◆ WORK REQUIRED:
Write out each line exactly as it stands, please.

◆ Part of a data file:

──────

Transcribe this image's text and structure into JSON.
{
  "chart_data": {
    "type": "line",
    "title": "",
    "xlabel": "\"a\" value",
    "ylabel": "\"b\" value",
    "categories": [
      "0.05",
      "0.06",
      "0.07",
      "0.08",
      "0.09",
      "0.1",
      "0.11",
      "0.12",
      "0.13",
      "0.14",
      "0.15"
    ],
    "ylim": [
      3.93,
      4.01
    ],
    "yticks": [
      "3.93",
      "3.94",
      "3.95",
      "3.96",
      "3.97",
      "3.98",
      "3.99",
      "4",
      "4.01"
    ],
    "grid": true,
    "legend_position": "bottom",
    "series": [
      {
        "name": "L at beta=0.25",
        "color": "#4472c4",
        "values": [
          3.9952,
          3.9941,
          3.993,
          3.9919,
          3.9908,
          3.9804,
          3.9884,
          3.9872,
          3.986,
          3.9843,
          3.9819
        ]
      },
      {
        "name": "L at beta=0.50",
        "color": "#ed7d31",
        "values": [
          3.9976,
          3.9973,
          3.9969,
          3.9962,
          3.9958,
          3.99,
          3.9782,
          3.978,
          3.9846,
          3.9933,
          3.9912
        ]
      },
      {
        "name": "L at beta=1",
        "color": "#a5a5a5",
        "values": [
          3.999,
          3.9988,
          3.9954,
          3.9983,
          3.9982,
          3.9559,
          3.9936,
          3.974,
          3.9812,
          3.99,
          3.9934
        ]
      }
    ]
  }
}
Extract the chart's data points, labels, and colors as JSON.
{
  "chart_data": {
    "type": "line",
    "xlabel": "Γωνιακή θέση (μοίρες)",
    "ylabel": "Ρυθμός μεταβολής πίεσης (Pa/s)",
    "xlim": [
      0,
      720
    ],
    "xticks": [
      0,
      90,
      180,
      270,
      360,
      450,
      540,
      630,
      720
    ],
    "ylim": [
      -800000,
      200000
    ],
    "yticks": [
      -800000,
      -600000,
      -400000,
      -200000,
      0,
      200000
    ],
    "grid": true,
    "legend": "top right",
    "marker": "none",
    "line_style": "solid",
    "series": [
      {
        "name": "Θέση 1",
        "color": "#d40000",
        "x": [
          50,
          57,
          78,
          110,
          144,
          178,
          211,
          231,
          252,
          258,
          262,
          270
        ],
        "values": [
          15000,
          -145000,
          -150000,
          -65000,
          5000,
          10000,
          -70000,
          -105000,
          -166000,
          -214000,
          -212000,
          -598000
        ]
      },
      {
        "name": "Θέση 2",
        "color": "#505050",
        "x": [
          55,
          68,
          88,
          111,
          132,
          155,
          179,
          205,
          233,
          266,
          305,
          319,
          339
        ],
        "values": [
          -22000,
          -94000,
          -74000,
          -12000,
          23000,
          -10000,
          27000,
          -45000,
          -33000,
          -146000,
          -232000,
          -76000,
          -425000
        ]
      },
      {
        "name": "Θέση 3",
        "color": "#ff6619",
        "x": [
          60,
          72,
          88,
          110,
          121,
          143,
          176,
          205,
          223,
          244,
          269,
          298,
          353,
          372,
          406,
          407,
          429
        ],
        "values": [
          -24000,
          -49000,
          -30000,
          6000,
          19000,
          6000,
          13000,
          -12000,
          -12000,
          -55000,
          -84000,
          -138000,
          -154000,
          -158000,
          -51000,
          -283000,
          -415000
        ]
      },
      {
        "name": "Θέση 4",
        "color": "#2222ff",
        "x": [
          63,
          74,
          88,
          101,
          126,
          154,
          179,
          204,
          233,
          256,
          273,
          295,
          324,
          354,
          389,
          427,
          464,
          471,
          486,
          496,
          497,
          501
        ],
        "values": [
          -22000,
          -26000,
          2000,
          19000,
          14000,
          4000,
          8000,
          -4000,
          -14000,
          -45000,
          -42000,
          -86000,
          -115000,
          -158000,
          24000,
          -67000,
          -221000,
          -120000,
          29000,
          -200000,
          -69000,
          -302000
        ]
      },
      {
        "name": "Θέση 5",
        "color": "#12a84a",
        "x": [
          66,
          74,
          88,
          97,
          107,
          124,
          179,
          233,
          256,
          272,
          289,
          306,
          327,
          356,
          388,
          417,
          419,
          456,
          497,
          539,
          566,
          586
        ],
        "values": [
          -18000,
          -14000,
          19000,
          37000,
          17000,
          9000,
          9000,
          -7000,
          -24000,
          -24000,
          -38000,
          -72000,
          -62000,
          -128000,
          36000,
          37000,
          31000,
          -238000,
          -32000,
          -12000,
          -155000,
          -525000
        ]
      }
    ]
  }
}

──────

◆ WRITTEN REPLY:
Transcribe this image's text and structure into JSON.
{
  "chart_data": {
    "type": "line",
    "title": "",
    "xlabel": "\"a\" value",
    "ylabel": "\"b\" value",
    "categories": [
      "0.05",
      "0.06",
      "0.07",
      "0.08",
      "0.09",
      "0.1",
      "0.11",
      "0.12",
      "0.13",
      "0.14",
      "0.15"
    ],
    "ylim": [
      3.93,
      4.01
    ],
    "yticks": [
      "3.93",
      "3.94",
      "3.95",
      "3.96",
      "3.97",
      "3.98",
      "3.99",
      "4",
      "4.01"
    ],
    "grid": true,
    "legend_position": "bottom",
    "series": [
      {
        "name": "L at beta=0.25",
        "color": "#4472c4",
        "values": [
          3.9952,
          3.9941,
          3.993,
          3.9919,
          3.9908,
          3.9804,
          3.9884,
          3.9872,
          3.986,
          3.9843,
          3.9819
        ]
      },
      {
        "name": "L at beta=0.50",
        "color": "#ed7d31",
        "values": [
          3.9976,
          3.9973,
          3.9969,
          3.9962,
          3.9958,
          3.99,
          3.9782,
          3.978,
          3.9846,
          3.9933,
          3.9912
        ]
      },
      {
        "name": "L at beta=1",
        "color": "#a5a5a5",
        "values": [
          3.999,
          3.9988,
          3.9954,
          3.9983,
          3.9982,
          3.9559,
          3.9936,
          3.974,
          3.9812,
          3.99,
          3.9934
        ]
      }
    ]
  }
}
Extract the chart's data points, labels, and colors as JSON.
{
  "chart_data": {
    "type": "line",
    "xlabel": "Γωνιακή θέση (μοίρες)",
    "ylabel": "Ρυθμός μεταβολής πίεσης (Pa/s)",
    "xlim": [
      0,
      720
    ],
    "xticks": [
      0,
      90,
      180,
      270,
      360,
      450,
      540,
      630,
      720
    ],
    "ylim": [
      -800000,
      200000
    ],
    "yticks": [
      -800000,
      -600000,
      -400000,
      -200000,
      0,
      200000
    ],
    "grid": true,
    "legend": "top right",
    "marker": "none",
    "line_style": "solid",
    "series": [
      {
        "name": "Θέση 1",
        "color": "#d40000",
        "x": [
          50,
          57,
          78,
          110,
          144,
          178,
          211,
          231,
          252,
          258,
          262,
          270
        ],
        "values": [
          15000,
          -145000,
          -150000,
          -65000,
          5000,
          10000,
          -70000,
          -105000,
          -166000,
          -214000,
          -212000,
          -598000
        ]
      },
      {
        "name": "Θέση 2",
        "color": "#505050",
        "x": [
          55,
          68,
          88,
          111,
          132,
          155,
          179,
          205,
          233,
          266,
          305,
          319,
          339
        ],
        "values": [
          -22000,
          -94000,
          -74000,
          -12000,
          23000,
          -10000,
          27000,
          -45000,
          -33000,
          -146000,
          -232000,
          -76000,
          -425000
        ]
      },
      {
        "name": "Θέση 3",
        "color": "#ff6619",
        "x": [
          60,
          72,
          88,
          110,
          121,
          143,
          176,
          205,
          223,
          244,
          269,
          298,
          353,
          372,
          406,
          407,
          429
        ],
        "values": [
          -24000,
          -49000,
          -30000,
          6000,
          19000,
          6000,
          13000,
          -12000,
          -12000,
          -55000,
          -84000,
          -138000,
          -154000,
          -158000,
          -51000,
          -283000,
          -415000
        ]
      },
      {
        "name": "Θέση 4",
        "color": "#2222ff",
        "x": [
          63,
          74,
          88,
          101,
          126,
          154,
          179,
          204,
          233,
          256,
          273,
          295,
          324,
          354,
          389,
          427,
          464,
          471,
          486,
          496,
          497,
          501
        ],
        "values": [
          -22000,
          -26000,
          2000,
          19000,
          14000,
          4000,
          8000,
          -4000,
          -14000,
          -45000,
          -42000,
          -86000,
          -115000,
          -158000,
          24000,
          -67000,
          -221000,
          -120000,
          29000,
          -200000,
          -69000,
          -302000
        ]
      },
      {
        "name": "Θέση 5",
        "color": "#12a84a",
        "x": [
          66,
          74,
          88,
          97,
          107,
          124,
          179,
          233,
          256,
          272,
          289,
          306,
          327,
          356,
          388,
          417,
          419,
          456,
          497,
          539,
          566,
          586
        ],
        "values": [
          -18000,
          -14000,
          19000,
          37000,
          17000,
          9000,
          9000,
          -7000,
          -24000,
          -24000,
          -38000,
          -72000,
          -62000,
          -128000,
          36000,
          37000,
          31000,
          -238000,
          -32000,
          -12000,
          -155000,
          -525000
        ]
      }
    ]
  }
}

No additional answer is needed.